*Source material*:

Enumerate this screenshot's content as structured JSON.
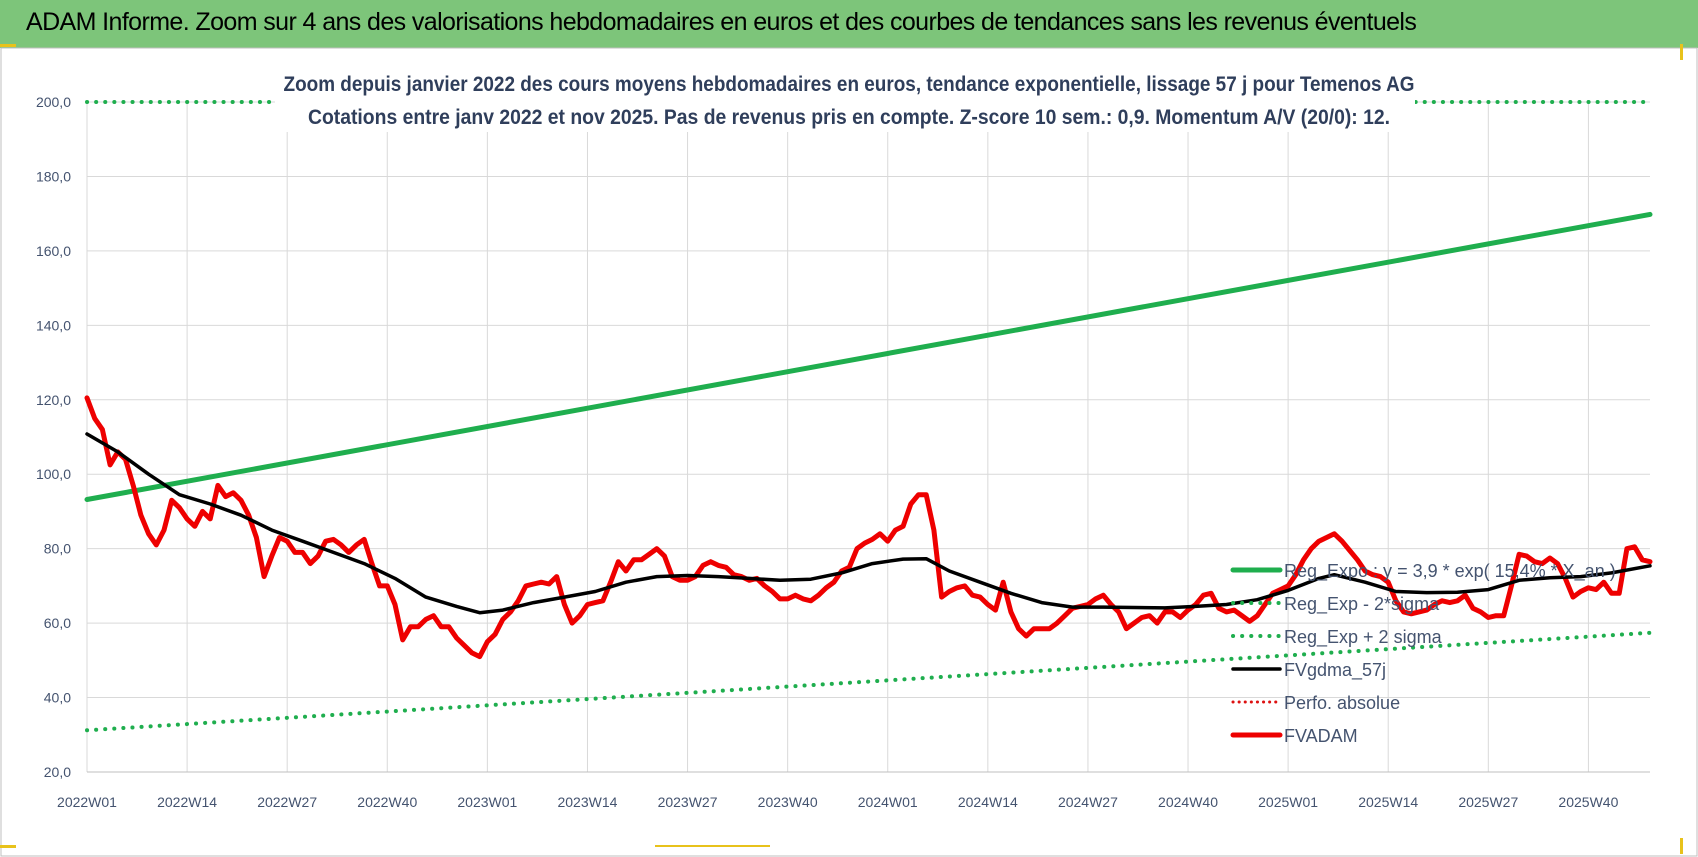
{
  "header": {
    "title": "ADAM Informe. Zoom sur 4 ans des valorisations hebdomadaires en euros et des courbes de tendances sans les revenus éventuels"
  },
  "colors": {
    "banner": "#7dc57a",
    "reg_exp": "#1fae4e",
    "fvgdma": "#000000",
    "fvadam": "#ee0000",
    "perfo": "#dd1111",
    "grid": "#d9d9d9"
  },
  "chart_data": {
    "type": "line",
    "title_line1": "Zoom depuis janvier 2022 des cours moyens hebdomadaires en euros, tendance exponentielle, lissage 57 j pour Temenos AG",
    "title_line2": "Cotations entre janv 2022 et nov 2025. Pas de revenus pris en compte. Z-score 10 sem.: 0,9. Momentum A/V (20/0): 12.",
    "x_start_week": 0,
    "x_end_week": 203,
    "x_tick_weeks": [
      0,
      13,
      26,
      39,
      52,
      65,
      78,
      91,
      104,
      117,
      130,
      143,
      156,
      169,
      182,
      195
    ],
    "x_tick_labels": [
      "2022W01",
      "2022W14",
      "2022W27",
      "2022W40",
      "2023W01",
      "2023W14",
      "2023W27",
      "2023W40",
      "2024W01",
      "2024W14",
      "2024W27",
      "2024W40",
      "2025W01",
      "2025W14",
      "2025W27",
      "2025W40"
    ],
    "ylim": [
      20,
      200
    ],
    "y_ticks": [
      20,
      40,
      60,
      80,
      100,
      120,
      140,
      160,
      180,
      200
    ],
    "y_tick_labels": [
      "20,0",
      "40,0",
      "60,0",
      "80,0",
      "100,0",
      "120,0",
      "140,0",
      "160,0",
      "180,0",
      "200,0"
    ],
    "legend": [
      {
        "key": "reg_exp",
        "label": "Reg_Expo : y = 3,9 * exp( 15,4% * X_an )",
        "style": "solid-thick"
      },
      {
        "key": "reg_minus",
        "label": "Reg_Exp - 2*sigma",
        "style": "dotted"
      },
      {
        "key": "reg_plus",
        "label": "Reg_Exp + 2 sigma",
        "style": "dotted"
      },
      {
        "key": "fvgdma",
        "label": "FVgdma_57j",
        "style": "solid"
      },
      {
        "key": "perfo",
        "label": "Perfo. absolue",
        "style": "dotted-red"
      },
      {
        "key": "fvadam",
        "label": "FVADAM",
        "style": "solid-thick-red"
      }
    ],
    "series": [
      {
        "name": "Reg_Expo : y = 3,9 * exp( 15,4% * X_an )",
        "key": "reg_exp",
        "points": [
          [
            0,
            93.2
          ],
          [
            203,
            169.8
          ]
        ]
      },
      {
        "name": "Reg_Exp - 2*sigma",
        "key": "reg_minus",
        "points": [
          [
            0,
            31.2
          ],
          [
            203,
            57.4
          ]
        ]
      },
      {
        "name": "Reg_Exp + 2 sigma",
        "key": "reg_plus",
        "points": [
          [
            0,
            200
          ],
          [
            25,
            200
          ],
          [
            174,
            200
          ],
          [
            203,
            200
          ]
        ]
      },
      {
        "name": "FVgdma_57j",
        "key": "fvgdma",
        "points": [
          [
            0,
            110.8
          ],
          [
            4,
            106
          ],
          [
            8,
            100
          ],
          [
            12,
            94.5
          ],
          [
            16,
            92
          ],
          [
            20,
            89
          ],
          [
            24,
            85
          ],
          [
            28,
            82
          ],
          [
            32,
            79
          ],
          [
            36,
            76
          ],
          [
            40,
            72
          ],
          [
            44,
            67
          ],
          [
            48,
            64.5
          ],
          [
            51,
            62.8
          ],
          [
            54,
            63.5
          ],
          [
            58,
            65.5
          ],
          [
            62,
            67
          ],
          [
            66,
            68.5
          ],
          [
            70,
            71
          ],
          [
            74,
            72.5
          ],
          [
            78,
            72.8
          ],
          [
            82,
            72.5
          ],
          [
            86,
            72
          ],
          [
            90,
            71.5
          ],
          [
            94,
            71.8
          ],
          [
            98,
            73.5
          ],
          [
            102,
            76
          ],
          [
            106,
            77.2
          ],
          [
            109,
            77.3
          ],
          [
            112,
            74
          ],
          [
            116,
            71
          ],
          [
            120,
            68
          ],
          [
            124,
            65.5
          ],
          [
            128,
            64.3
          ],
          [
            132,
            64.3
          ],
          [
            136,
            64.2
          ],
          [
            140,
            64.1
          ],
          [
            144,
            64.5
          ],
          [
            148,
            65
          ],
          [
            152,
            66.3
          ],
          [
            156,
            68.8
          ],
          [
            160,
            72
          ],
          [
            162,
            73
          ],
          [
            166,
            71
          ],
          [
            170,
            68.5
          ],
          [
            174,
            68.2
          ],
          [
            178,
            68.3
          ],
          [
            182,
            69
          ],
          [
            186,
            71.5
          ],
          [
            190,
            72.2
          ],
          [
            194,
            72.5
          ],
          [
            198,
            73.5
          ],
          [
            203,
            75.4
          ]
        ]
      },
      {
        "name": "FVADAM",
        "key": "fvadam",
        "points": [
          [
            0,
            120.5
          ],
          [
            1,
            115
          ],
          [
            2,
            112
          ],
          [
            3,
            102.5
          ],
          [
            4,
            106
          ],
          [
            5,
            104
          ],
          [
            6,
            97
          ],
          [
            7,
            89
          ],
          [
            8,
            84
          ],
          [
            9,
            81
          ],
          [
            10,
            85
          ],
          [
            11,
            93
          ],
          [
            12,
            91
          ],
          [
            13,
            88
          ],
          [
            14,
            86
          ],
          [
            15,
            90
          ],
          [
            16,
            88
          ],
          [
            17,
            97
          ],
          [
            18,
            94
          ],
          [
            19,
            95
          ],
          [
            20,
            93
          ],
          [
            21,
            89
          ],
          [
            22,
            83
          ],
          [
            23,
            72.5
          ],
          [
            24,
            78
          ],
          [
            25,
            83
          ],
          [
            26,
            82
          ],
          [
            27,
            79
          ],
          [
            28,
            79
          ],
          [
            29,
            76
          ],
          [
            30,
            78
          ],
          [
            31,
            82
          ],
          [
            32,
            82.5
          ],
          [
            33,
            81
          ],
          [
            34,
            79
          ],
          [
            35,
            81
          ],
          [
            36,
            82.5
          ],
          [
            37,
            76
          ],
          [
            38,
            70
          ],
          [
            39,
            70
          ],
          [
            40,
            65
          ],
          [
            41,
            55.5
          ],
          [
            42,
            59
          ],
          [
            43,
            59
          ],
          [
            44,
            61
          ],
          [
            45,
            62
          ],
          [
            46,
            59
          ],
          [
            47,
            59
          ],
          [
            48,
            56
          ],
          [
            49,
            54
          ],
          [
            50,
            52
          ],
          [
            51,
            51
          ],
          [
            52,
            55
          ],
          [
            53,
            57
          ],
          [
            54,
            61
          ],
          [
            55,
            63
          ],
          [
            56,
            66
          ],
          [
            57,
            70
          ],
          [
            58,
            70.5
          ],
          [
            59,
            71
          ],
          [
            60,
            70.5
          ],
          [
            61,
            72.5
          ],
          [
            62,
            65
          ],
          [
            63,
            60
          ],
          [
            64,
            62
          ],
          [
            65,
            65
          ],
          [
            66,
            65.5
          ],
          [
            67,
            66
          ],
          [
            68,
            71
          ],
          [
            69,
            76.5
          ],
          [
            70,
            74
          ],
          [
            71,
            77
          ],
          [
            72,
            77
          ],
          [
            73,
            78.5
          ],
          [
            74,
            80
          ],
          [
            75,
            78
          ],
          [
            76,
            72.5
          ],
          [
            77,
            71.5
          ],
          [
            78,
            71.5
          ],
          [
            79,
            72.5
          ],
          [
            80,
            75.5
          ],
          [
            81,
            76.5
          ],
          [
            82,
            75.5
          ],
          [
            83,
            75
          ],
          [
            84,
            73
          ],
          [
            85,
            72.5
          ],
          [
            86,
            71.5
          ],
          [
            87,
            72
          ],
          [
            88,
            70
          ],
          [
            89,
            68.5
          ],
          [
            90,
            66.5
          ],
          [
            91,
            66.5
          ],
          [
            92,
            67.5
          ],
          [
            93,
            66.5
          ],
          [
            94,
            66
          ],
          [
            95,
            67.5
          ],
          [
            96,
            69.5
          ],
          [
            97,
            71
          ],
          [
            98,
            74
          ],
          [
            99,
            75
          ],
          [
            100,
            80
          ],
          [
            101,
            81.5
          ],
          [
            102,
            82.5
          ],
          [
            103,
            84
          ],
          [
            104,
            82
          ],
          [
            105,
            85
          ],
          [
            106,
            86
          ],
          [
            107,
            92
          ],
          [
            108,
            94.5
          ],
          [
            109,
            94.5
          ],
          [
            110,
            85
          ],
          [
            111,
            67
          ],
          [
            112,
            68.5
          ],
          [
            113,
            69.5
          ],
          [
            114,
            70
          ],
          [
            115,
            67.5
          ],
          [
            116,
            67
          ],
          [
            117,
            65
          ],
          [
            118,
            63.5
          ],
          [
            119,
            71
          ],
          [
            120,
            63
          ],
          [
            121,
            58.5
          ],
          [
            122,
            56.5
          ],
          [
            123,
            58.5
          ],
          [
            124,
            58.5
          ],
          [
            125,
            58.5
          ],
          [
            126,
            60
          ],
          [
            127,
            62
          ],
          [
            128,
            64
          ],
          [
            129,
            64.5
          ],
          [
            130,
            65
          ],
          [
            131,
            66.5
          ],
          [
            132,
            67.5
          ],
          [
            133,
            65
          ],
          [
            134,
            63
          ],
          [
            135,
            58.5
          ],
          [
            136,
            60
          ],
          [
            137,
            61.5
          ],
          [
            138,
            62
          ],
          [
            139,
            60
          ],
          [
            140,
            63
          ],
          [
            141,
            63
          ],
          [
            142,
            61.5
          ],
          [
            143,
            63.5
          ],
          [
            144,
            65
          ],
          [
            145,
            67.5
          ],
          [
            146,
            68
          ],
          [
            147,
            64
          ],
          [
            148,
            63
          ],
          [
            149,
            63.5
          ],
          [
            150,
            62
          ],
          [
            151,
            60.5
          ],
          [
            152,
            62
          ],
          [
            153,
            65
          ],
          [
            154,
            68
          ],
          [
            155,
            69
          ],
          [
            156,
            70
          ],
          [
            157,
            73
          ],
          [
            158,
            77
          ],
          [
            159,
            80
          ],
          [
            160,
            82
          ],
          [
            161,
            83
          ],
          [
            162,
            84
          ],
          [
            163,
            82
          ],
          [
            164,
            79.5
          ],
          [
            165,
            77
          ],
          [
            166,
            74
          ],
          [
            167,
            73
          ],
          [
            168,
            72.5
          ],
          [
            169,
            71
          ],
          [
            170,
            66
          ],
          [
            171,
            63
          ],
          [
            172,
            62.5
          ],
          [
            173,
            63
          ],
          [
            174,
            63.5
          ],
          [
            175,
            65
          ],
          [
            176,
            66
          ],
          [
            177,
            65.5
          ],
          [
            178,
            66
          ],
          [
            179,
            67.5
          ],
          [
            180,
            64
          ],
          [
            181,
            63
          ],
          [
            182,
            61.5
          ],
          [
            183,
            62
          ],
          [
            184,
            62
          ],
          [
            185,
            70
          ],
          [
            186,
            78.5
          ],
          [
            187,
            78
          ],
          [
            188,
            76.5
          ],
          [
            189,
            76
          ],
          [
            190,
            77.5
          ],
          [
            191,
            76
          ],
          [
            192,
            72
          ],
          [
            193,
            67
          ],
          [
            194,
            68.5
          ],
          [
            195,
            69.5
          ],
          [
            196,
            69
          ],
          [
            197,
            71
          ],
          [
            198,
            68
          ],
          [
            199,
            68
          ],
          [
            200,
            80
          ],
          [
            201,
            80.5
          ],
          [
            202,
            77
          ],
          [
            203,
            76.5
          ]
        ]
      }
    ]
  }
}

--

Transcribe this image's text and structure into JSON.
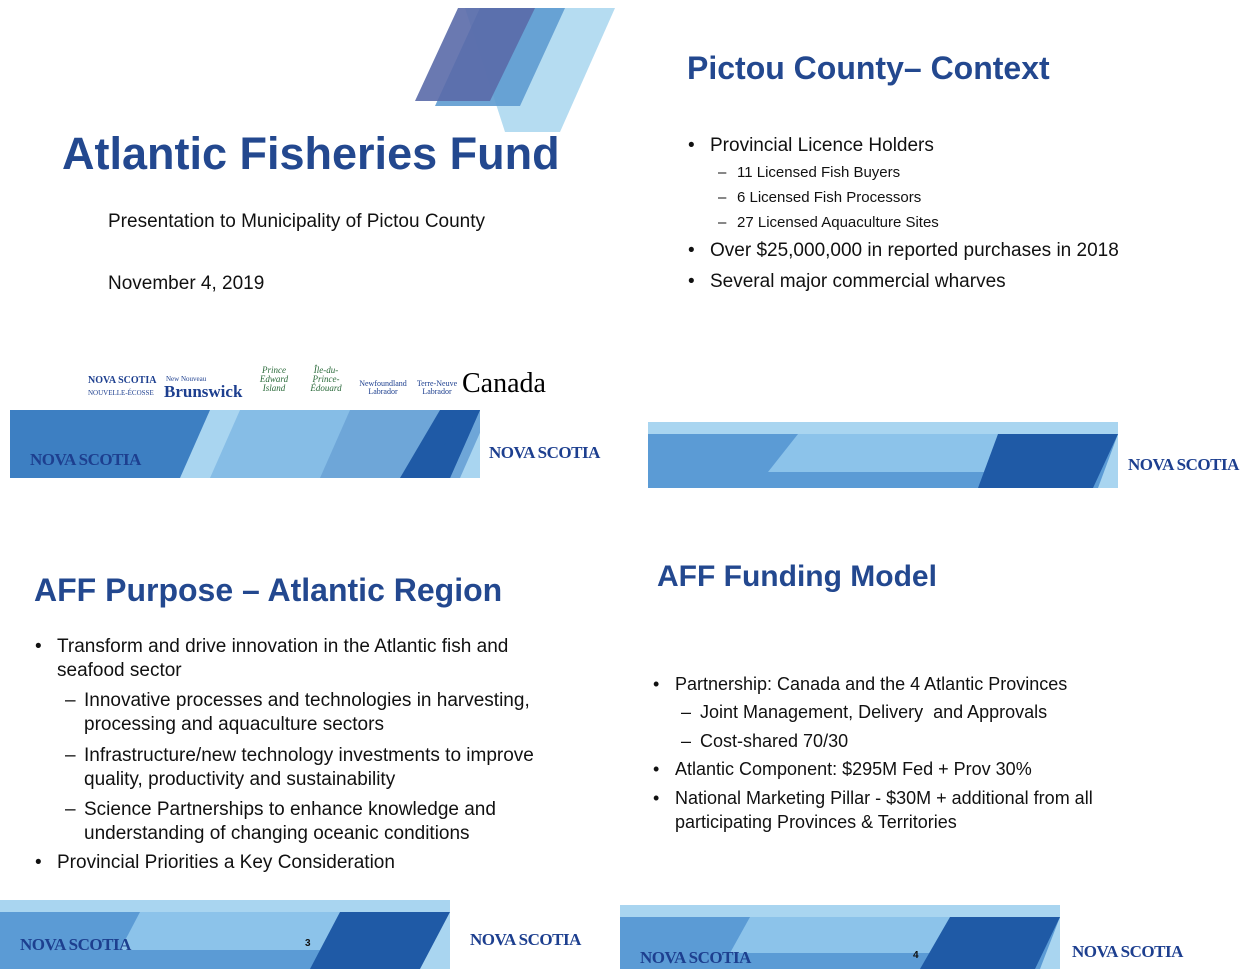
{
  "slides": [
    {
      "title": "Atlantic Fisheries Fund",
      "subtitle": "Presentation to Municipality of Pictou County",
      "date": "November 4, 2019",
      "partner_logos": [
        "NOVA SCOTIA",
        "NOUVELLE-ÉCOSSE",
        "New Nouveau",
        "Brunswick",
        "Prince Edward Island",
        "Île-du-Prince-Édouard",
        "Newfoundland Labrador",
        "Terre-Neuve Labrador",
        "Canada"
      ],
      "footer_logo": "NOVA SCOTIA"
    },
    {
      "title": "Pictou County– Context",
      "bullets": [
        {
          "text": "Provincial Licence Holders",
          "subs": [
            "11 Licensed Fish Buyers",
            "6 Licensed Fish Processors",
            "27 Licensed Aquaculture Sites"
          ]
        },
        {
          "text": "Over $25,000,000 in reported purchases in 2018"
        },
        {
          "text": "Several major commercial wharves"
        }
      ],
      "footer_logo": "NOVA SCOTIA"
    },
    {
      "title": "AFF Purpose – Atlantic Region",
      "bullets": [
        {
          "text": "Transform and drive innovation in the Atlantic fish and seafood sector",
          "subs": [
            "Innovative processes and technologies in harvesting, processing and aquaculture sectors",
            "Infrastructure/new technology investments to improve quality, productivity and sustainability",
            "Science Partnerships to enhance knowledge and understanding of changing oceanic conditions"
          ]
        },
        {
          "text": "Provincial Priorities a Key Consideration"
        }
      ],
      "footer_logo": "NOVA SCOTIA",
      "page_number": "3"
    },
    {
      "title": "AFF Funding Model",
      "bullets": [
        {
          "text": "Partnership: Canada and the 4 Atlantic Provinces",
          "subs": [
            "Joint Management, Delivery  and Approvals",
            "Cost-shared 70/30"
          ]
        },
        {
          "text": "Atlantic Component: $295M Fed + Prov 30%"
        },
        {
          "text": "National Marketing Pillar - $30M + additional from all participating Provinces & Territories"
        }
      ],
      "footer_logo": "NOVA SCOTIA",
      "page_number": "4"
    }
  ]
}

---

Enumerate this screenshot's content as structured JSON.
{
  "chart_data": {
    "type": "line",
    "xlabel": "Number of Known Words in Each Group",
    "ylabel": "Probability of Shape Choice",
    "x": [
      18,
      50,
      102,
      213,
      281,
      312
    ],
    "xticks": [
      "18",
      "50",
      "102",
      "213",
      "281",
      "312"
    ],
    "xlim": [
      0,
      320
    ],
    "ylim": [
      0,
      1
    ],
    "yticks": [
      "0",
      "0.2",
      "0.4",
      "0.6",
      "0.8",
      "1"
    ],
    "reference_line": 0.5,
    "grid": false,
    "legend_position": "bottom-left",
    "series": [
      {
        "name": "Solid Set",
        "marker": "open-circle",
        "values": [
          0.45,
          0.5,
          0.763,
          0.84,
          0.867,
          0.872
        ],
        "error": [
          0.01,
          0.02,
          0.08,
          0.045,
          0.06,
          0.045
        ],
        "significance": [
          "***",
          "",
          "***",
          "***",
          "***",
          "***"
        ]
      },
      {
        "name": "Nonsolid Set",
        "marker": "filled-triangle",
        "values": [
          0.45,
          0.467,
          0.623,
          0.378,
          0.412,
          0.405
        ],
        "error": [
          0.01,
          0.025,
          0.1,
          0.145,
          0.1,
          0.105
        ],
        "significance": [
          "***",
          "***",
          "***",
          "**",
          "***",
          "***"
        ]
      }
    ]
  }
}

*Task to carry out*:
Scan the records for the string "Prince". Copy each line in which it appears.

*Exercise output*:
        "Prince Edward Island",
        "Île-du-Prince-Édouard",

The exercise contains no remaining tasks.